Stored entries:
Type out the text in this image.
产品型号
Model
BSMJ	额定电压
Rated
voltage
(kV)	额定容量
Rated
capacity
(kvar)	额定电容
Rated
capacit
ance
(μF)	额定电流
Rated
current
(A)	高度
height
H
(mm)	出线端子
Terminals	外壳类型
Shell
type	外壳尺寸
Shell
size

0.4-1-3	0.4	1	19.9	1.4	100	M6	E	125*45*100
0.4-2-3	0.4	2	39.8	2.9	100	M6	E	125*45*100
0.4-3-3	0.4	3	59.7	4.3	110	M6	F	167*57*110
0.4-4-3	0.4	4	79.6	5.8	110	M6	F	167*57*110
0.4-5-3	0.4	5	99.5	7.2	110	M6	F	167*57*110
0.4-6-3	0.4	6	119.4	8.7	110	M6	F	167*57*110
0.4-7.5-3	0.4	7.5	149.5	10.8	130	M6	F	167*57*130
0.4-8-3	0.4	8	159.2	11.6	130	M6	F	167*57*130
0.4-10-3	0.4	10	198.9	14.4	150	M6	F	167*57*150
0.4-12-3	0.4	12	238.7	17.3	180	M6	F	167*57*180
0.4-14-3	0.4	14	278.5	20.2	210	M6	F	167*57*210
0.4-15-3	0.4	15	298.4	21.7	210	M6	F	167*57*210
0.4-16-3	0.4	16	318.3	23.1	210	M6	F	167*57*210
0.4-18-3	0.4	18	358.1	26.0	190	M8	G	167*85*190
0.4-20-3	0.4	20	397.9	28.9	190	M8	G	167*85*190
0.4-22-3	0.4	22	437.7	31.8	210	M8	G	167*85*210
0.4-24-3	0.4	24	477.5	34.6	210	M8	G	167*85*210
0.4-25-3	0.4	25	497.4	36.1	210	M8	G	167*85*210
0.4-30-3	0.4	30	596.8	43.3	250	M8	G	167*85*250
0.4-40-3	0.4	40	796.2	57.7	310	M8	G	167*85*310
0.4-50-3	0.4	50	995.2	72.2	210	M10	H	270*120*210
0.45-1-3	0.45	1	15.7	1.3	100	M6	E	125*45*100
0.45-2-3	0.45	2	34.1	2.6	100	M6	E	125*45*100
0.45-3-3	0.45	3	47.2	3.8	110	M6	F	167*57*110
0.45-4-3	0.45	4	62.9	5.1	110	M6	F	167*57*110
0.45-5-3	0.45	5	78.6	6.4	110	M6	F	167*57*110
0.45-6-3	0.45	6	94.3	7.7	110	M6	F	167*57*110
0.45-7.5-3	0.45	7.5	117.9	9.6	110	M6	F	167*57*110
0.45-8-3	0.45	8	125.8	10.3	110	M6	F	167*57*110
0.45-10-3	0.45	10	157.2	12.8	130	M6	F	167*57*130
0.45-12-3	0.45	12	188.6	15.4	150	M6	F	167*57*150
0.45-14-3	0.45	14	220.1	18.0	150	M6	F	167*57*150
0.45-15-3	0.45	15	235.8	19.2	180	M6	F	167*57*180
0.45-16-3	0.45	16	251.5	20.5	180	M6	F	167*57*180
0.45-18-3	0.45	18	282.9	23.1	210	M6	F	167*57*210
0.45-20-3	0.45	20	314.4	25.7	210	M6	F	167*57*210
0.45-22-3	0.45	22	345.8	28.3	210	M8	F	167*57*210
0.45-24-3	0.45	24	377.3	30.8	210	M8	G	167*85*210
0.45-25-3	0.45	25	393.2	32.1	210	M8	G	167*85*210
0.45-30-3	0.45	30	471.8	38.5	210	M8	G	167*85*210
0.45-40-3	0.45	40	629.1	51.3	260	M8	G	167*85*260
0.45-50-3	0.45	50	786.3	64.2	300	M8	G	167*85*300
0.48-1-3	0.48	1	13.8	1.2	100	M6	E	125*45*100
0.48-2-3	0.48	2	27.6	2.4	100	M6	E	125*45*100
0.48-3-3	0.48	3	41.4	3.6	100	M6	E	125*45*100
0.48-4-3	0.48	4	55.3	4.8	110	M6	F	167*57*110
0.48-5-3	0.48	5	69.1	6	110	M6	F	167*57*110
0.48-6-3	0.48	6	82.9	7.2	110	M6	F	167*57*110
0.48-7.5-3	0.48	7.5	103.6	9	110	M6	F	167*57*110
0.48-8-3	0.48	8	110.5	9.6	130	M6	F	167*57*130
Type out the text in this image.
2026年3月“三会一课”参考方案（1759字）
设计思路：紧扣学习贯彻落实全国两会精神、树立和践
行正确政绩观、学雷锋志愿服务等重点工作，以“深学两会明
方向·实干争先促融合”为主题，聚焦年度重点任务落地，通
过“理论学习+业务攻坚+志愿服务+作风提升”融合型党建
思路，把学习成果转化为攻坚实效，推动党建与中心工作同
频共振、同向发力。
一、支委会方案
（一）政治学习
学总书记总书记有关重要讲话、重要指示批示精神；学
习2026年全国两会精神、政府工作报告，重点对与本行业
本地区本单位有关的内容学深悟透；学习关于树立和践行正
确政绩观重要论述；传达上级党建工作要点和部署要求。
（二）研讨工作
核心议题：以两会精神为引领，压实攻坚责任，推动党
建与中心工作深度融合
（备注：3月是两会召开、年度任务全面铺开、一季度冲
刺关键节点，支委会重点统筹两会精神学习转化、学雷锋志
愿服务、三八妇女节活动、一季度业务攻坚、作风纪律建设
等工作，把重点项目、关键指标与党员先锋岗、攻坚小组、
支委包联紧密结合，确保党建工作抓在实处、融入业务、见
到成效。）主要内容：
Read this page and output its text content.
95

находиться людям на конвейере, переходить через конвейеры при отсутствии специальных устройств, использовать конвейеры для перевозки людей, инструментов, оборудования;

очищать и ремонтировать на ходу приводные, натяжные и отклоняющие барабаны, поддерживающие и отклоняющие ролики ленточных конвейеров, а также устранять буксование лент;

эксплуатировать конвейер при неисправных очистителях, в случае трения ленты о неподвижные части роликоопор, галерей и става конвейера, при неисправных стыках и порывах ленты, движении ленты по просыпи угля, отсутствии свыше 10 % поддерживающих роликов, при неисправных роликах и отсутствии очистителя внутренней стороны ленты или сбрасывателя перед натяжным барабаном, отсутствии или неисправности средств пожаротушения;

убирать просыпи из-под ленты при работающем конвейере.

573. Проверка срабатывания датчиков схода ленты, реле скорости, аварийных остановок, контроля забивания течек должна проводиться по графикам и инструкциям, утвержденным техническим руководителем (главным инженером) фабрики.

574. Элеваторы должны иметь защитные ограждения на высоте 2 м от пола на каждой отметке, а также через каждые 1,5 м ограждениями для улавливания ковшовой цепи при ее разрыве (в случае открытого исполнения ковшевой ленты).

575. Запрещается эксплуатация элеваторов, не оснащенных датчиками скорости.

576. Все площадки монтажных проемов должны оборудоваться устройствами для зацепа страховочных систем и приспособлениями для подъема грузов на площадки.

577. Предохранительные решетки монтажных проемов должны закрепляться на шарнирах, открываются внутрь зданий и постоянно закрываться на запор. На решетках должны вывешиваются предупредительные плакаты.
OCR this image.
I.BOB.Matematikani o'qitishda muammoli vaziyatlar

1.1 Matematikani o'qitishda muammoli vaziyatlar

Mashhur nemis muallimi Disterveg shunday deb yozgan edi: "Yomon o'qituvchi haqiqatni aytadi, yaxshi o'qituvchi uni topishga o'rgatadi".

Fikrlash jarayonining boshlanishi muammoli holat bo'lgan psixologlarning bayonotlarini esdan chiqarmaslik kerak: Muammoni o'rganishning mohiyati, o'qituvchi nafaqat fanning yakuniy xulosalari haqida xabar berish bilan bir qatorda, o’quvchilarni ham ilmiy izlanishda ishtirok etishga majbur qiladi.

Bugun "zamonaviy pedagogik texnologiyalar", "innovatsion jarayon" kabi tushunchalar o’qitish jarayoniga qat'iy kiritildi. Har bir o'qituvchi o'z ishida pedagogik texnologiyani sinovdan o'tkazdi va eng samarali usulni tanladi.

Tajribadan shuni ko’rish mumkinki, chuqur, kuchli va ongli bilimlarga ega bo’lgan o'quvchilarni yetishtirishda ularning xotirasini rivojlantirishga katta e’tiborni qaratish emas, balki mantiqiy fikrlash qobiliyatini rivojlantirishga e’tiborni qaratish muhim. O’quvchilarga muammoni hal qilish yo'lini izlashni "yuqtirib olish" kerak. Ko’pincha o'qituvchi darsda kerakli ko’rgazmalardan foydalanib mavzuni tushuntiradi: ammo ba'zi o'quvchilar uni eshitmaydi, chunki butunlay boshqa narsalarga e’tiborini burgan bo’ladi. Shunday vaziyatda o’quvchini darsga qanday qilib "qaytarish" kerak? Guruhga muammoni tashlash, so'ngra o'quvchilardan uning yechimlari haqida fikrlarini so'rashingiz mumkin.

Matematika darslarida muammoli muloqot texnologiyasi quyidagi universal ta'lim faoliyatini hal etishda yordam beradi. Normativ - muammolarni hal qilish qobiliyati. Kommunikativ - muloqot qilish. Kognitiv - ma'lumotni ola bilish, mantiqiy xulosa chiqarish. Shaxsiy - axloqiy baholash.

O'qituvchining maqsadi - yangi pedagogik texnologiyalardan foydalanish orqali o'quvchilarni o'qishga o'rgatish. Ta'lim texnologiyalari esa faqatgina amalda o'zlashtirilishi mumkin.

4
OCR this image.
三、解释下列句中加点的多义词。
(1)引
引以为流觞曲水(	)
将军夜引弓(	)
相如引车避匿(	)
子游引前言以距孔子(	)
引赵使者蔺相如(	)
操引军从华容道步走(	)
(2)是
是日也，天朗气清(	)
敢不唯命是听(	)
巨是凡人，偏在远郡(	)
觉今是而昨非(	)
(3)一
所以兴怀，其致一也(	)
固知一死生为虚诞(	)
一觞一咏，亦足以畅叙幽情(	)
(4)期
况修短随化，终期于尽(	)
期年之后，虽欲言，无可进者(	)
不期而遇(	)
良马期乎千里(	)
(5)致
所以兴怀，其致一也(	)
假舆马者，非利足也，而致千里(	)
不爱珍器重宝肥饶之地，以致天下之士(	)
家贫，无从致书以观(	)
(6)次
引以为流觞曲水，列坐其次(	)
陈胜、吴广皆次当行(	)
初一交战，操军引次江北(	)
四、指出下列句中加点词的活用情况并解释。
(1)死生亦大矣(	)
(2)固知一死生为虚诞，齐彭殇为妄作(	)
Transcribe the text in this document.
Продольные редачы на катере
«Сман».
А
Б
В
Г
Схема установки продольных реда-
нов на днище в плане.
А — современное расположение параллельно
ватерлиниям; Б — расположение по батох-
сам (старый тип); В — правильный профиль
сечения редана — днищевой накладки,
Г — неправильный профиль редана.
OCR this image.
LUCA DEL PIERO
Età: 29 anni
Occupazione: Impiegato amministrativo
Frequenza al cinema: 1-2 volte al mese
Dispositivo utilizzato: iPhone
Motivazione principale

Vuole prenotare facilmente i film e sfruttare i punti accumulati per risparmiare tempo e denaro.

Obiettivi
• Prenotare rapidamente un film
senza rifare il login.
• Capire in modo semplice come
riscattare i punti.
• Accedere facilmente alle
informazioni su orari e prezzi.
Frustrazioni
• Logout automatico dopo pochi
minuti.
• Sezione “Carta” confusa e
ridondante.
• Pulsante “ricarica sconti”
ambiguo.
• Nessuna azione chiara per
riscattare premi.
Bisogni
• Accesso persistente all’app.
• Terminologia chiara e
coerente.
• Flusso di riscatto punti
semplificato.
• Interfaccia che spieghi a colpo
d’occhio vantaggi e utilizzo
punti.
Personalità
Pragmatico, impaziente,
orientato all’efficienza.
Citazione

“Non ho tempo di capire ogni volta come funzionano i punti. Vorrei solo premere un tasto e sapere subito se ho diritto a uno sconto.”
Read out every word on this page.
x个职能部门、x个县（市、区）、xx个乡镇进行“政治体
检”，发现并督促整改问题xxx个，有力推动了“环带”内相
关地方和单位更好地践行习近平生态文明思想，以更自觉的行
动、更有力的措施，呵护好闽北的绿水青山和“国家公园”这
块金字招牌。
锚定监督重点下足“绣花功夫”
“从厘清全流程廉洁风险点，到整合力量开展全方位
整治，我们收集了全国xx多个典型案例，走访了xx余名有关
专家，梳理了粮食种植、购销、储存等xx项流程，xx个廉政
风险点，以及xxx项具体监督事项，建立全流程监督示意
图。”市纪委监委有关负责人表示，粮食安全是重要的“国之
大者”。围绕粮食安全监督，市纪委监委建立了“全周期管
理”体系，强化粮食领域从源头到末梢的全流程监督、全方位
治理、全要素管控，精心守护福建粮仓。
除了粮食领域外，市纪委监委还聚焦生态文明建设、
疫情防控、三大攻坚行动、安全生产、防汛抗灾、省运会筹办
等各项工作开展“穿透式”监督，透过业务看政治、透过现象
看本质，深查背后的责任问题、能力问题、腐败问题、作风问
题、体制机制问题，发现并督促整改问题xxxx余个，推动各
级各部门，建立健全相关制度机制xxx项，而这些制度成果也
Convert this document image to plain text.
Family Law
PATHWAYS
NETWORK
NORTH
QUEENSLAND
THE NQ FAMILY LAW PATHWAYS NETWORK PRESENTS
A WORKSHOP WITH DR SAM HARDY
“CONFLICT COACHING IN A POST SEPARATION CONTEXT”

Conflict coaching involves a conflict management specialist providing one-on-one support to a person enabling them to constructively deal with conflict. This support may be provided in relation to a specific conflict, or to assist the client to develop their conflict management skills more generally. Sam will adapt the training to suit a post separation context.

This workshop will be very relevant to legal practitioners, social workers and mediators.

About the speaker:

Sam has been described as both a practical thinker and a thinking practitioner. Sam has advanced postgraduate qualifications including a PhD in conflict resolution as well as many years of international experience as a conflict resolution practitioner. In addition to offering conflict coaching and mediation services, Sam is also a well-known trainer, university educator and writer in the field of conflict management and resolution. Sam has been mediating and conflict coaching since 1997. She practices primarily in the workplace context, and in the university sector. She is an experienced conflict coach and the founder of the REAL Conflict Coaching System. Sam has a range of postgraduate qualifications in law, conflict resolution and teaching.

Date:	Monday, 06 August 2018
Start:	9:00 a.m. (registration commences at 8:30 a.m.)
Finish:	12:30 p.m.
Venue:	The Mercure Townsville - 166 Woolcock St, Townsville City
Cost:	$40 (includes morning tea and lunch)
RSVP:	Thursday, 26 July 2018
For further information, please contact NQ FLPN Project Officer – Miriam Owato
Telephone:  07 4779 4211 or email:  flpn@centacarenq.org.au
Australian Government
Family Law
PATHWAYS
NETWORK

SHORT PROBLEM → Among the lines of the records above, count those holding the string "также", and report only the number.

TASK RESULT → 2